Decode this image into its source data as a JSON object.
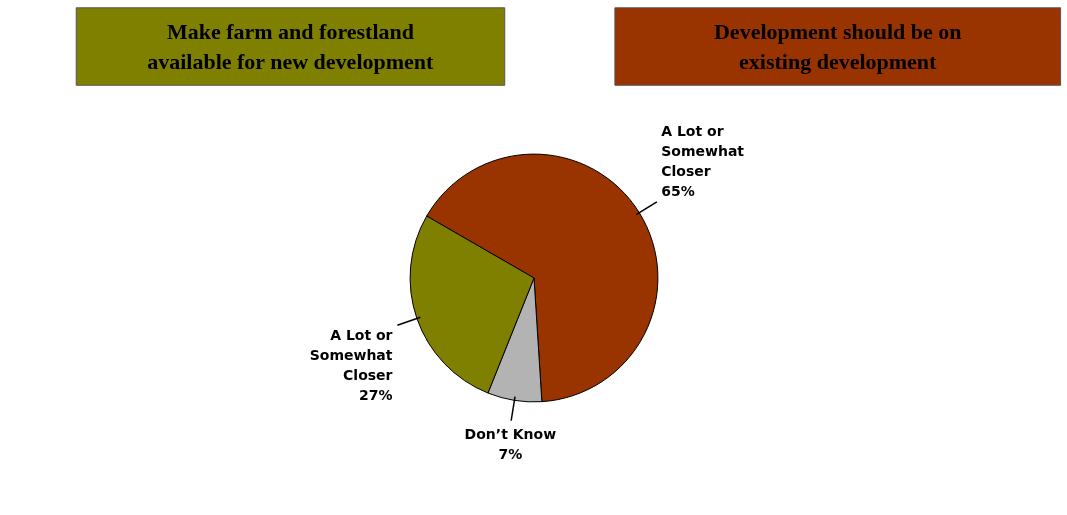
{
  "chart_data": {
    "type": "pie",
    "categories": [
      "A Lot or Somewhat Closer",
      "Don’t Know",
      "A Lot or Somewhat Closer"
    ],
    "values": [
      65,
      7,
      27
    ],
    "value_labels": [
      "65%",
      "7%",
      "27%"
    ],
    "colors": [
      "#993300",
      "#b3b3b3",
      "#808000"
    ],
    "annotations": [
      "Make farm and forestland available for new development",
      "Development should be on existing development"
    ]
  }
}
☆ ☆ ☆ ☆ ☆
● Direction
Take the data above and repeat it exactly, leaving each picture out.

● The solution
Decode this image into its source data as a JSON object.
{
  "chart_data": {
    "type": "pie",
    "categories": [
      "A Lot or Somewhat Closer",
      "Don’t Know",
      "A Lot or Somewhat Closer"
    ],
    "values": [
      65,
      7,
      27
    ],
    "value_labels": [
      "65%",
      "7%",
      "27%"
    ],
    "colors": [
      "#993300",
      "#b3b3b3",
      "#808000"
    ],
    "annotations": [
      "Make farm and forestland available for new development",
      "Development should be on existing development"
    ]
  }
}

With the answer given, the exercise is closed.